• **INSTRUCTIONS TO FOLLOW**:
Output the items as a numbered list, leaving out any blank lines. Start at the first line of the items and end at the line containing "718, 670, 878]".

(Layout annotation data)

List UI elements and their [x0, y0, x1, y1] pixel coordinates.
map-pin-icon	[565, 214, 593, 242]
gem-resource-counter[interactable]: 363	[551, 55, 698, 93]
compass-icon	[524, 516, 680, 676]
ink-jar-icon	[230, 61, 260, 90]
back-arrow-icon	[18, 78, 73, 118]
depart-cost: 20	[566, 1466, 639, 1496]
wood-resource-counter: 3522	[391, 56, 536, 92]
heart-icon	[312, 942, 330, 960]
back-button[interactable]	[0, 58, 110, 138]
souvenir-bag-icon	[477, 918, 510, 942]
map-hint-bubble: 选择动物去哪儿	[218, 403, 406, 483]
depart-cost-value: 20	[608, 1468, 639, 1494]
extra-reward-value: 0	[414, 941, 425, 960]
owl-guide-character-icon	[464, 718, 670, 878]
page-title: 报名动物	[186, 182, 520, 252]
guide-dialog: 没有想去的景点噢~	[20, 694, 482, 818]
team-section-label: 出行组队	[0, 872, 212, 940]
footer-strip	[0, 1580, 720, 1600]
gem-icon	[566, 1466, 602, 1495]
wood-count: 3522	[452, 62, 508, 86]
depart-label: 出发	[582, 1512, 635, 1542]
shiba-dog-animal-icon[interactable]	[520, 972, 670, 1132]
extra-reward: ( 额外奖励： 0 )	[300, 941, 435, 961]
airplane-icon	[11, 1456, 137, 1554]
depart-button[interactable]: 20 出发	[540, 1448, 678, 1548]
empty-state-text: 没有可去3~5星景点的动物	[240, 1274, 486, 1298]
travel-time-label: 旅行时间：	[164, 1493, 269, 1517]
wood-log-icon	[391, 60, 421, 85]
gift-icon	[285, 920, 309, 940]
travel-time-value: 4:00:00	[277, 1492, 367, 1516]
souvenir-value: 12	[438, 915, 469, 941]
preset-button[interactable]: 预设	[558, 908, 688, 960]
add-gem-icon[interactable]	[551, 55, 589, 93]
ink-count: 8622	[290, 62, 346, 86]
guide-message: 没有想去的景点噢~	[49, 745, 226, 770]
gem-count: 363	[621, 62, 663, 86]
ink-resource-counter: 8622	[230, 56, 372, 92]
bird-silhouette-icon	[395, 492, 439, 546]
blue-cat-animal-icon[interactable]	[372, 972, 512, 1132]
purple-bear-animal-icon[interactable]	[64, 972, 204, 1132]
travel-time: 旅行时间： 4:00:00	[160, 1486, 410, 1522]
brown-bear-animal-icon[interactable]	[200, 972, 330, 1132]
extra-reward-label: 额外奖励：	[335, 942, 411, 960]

• **OUTPUT OF THE TASK**:
1. List UI elements and their [x0, y0, x1, y1] pixel coordinates.
2. map-pin-icon	[565, 214, 593, 242]
3. gem-resource-counter[interactable]: 363	[551, 55, 698, 93]
4. compass-icon	[524, 516, 680, 676]
5. ink-jar-icon	[230, 61, 260, 90]
6. back-arrow-icon	[18, 78, 73, 118]
7. depart-cost: 20	[566, 1466, 639, 1496]
8. wood-resource-counter: 3522	[391, 56, 536, 92]
9. heart-icon	[312, 942, 330, 960]
10. back-button[interactable]	[0, 58, 110, 138]
11. souvenir-bag-icon	[477, 918, 510, 942]
12. map-hint-bubble: 选择动物去哪儿	[218, 403, 406, 483]
13. depart-cost-value: 20	[608, 1468, 639, 1494]
14. extra-reward-value: 0	[414, 941, 425, 960]
15. owl-guide-character-icon	[464, 718, 670, 878]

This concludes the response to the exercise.